(Available data)
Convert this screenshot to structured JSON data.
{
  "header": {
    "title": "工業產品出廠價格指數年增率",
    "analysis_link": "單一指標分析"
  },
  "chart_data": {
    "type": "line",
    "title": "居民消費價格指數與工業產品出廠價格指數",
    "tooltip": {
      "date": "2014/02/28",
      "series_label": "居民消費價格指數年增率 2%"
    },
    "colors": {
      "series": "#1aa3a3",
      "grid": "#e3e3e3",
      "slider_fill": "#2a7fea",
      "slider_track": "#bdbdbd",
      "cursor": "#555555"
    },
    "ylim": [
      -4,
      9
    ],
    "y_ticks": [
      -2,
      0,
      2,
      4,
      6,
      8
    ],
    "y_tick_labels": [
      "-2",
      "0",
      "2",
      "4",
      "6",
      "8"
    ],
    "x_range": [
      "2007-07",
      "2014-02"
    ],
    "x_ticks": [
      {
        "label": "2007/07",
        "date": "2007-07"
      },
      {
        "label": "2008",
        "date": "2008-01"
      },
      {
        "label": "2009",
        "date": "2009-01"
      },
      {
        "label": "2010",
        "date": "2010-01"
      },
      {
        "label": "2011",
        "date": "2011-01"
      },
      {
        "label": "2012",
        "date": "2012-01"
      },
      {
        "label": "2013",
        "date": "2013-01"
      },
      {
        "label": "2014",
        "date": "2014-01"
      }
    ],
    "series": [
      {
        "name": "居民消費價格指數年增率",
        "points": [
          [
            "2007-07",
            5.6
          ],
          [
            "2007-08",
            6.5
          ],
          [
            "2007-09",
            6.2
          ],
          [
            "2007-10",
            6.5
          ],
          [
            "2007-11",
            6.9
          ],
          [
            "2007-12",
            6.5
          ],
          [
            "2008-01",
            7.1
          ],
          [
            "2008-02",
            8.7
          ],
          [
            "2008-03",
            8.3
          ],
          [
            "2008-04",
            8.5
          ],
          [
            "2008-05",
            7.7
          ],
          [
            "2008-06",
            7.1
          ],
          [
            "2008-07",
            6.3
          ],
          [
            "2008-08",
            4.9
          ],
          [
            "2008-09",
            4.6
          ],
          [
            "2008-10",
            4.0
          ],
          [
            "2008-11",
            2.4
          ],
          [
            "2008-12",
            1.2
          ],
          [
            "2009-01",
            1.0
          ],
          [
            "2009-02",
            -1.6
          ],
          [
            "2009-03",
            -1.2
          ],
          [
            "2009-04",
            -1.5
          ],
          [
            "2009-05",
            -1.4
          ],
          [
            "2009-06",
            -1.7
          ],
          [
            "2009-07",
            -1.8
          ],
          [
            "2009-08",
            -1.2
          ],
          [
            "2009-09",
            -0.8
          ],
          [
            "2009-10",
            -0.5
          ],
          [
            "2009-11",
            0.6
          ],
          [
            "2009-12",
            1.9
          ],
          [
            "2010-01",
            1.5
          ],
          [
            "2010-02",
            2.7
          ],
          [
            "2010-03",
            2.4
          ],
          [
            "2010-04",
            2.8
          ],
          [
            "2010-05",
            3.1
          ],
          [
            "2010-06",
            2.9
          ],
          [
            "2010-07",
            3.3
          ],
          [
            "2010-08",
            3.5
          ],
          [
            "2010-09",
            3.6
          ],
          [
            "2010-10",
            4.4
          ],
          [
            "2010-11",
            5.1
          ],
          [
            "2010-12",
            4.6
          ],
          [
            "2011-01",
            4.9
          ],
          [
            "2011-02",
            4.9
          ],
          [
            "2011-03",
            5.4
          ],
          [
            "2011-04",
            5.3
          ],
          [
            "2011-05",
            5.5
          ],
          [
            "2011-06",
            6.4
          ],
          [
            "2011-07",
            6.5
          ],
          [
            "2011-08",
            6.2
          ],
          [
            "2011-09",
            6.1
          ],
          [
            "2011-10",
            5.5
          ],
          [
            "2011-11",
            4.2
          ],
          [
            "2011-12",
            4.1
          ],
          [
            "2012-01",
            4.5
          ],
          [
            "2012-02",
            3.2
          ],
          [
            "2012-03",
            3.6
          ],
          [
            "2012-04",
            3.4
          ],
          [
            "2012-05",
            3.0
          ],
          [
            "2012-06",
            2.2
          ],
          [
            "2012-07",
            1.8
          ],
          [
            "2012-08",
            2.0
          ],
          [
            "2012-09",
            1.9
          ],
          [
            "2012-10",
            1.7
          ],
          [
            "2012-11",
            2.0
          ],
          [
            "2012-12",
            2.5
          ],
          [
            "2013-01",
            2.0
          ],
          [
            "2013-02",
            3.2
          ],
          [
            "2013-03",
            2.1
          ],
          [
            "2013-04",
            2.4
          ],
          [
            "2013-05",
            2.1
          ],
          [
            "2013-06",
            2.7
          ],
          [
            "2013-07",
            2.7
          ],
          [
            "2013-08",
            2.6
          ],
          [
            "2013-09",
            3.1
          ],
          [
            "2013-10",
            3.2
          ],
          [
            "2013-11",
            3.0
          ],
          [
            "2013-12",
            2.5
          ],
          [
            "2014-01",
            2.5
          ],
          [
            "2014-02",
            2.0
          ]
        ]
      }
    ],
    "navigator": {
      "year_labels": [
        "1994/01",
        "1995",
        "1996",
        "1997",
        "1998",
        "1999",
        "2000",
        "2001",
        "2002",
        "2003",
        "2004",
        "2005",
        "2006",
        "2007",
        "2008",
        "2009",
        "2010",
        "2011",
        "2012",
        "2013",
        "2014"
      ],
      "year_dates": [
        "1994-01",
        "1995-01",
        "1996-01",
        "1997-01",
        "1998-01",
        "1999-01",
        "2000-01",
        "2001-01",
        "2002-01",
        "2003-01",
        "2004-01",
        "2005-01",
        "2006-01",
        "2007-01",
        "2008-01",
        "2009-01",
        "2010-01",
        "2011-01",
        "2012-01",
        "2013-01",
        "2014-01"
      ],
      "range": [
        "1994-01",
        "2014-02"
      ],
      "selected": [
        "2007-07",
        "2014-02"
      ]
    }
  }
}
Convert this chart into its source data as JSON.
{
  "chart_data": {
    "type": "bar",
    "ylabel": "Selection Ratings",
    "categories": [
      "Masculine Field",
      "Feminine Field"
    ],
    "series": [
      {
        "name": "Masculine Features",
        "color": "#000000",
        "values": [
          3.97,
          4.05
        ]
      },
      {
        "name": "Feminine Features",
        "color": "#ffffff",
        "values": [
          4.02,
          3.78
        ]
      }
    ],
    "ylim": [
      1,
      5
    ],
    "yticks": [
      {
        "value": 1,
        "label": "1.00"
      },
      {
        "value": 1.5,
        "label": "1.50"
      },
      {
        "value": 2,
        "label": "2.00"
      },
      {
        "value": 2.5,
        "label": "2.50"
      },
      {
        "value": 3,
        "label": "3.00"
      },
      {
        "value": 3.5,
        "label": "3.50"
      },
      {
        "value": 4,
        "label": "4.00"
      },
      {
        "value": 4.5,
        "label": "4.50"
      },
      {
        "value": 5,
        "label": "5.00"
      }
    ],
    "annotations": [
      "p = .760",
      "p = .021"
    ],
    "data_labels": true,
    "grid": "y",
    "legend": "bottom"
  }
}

(Requirements) Working from the material above, retype it in its entirety without change.

(Task response)
Convert this screenshot to structured JSON data.
{
  "header": {
    "title": "工業產品出廠價格指數年增率",
    "analysis_link": "單一指標分析"
  },
  "chart_data": {
    "type": "line",
    "title": "居民消費價格指數與工業產品出廠價格指數",
    "tooltip": {
      "date": "2014/02/28",
      "series_label": "居民消費價格指數年增率 2%"
    },
    "colors": {
      "series": "#1aa3a3",
      "grid": "#e3e3e3",
      "slider_fill": "#2a7fea",
      "slider_track": "#bdbdbd",
      "cursor": "#555555"
    },
    "ylim": [
      -4,
      9
    ],
    "y_ticks": [
      -2,
      0,
      2,
      4,
      6,
      8
    ],
    "y_tick_labels": [
      "-2",
      "0",
      "2",
      "4",
      "6",
      "8"
    ],
    "x_range": [
      "2007-07",
      "2014-02"
    ],
    "x_ticks": [
      {
        "label": "2007/07",
        "date": "2007-07"
      },
      {
        "label": "2008",
        "date": "2008-01"
      },
      {
        "label": "2009",
        "date": "2009-01"
      },
      {
        "label": "2010",
        "date": "2010-01"
      },
      {
        "label": "2011",
        "date": "2011-01"
      },
      {
        "label": "2012",
        "date": "2012-01"
      },
      {
        "label": "2013",
        "date": "2013-01"
      },
      {
        "label": "2014",
        "date": "2014-01"
      }
    ],
    "series": [
      {
        "name": "居民消費價格指數年增率",
        "points": [
          [
            "2007-07",
            5.6
          ],
          [
            "2007-08",
            6.5
          ],
          [
            "2007-09",
            6.2
          ],
          [
            "2007-10",
            6.5
          ],
          [
            "2007-11",
            6.9
          ],
          [
            "2007-12",
            6.5
          ],
          [
            "2008-01",
            7.1
          ],
          [
            "2008-02",
            8.7
          ],
          [
            "2008-03",
            8.3
          ],
          [
            "2008-04",
            8.5
          ],
          [
            "2008-05",
            7.7
          ],
          [
            "2008-06",
            7.1
          ],
          [
            "2008-07",
            6.3
          ],
          [
            "2008-08",
            4.9
          ],
          [
            "2008-09",
            4.6
          ],
          [
            "2008-10",
            4.0
          ],
          [
            "2008-11",
            2.4
          ],
          [
            "2008-12",
            1.2
          ],
          [
            "2009-01",
            1.0
          ],
          [
            "2009-02",
            -1.6
          ],
          [
            "2009-03",
            -1.2
          ],
          [
            "2009-04",
            -1.5
          ],
          [
            "2009-05",
            -1.4
          ],
          [
            "2009-06",
            -1.7
          ],
          [
            "2009-07",
            -1.8
          ],
          [
            "2009-08",
            -1.2
          ],
          [
            "2009-09",
            -0.8
          ],
          [
            "2009-10",
            -0.5
          ],
          [
            "2009-11",
            0.6
          ],
          [
            "2009-12",
            1.9
          ],
          [
            "2010-01",
            1.5
          ],
          [
            "2010-02",
            2.7
          ],
          [
            "2010-03",
            2.4
          ],
          [
            "2010-04",
            2.8
          ],
          [
            "2010-05",
            3.1
          ],
          [
            "2010-06",
            2.9
          ],
          [
            "2010-07",
            3.3
          ],
          [
            "2010-08",
            3.5
          ],
          [
            "2010-09",
            3.6
          ],
          [
            "2010-10",
            4.4
          ],
          [
            "2010-11",
            5.1
          ],
          [
            "2010-12",
            4.6
          ],
          [
            "2011-01",
            4.9
          ],
          [
            "2011-02",
            4.9
          ],
          [
            "2011-03",
            5.4
          ],
          [
            "2011-04",
            5.3
          ],
          [
            "2011-05",
            5.5
          ],
          [
            "2011-06",
            6.4
          ],
          [
            "2011-07",
            6.5
          ],
          [
            "2011-08",
            6.2
          ],
          [
            "2011-09",
            6.1
          ],
          [
            "2011-10",
            5.5
          ],
          [
            "2011-11",
            4.2
          ],
          [
            "2011-12",
            4.1
          ],
          [
            "2012-01",
            4.5
          ],
          [
            "2012-02",
            3.2
          ],
          [
            "2012-03",
            3.6
          ],
          [
            "2012-04",
            3.4
          ],
          [
            "2012-05",
            3.0
          ],
          [
            "2012-06",
            2.2
          ],
          [
            "2012-07",
            1.8
          ],
          [
            "2012-08",
            2.0
          ],
          [
            "2012-09",
            1.9
          ],
          [
            "2012-10",
            1.7
          ],
          [
            "2012-11",
            2.0
          ],
          [
            "2012-12",
            2.5
          ],
          [
            "2013-01",
            2.0
          ],
          [
            "2013-02",
            3.2
          ],
          [
            "2013-03",
            2.1
          ],
          [
            "2013-04",
            2.4
          ],
          [
            "2013-05",
            2.1
          ],
          [
            "2013-06",
            2.7
          ],
          [
            "2013-07",
            2.7
          ],
          [
            "2013-08",
            2.6
          ],
          [
            "2013-09",
            3.1
          ],
          [
            "2013-10",
            3.2
          ],
          [
            "2013-11",
            3.0
          ],
          [
            "2013-12",
            2.5
          ],
          [
            "2014-01",
            2.5
          ],
          [
            "2014-02",
            2.0
          ]
        ]
      }
    ],
    "navigator": {
      "year_labels": [
        "1994/01",
        "1995",
        "1996",
        "1997",
        "1998",
        "1999",
        "2000",
        "2001",
        "2002",
        "2003",
        "2004",
        "2005",
        "2006",
        "2007",
        "2008",
        "2009",
        "2010",
        "2011",
        "2012",
        "2013",
        "2014"
      ],
      "year_dates": [
        "1994-01",
        "1995-01",
        "1996-01",
        "1997-01",
        "1998-01",
        "1999-01",
        "2000-01",
        "2001-01",
        "2002-01",
        "2003-01",
        "2004-01",
        "2005-01",
        "2006-01",
        "2007-01",
        "2008-01",
        "2009-01",
        "2010-01",
        "2011-01",
        "2012-01",
        "2013-01",
        "2014-01"
      ],
      "range": [
        "1994-01",
        "2014-02"
      ],
      "selected": [
        "2007-07",
        "2014-02"
      ]
    }
  }
}
Convert this chart into its source data as JSON.
{
  "chart_data": {
    "type": "bar",
    "ylabel": "Selection Ratings",
    "categories": [
      "Masculine Field",
      "Feminine Field"
    ],
    "series": [
      {
        "name": "Masculine Features",
        "color": "#000000",
        "values": [
          3.97,
          4.05
        ]
      },
      {
        "name": "Feminine Features",
        "color": "#ffffff",
        "values": [
          4.02,
          3.78
        ]
      }
    ],
    "ylim": [
      1,
      5
    ],
    "yticks": [
      {
        "value": 1,
        "label": "1.00"
      },
      {
        "value": 1.5,
        "label": "1.50"
      },
      {
        "value": 2,
        "label": "2.00"
      },
      {
        "value": 2.5,
        "label": "2.50"
      },
      {
        "value": 3,
        "label": "3.00"
      },
      {
        "value": 3.5,
        "label": "3.50"
      },
      {
        "value": 4,
        "label": "4.00"
      },
      {
        "value": 4.5,
        "label": "4.50"
      },
      {
        "value": 5,
        "label": "5.00"
      }
    ],
    "annotations": [
      "p = .760",
      "p = .021"
    ],
    "data_labels": true,
    "grid": "y",
    "legend": "bottom"
  }
}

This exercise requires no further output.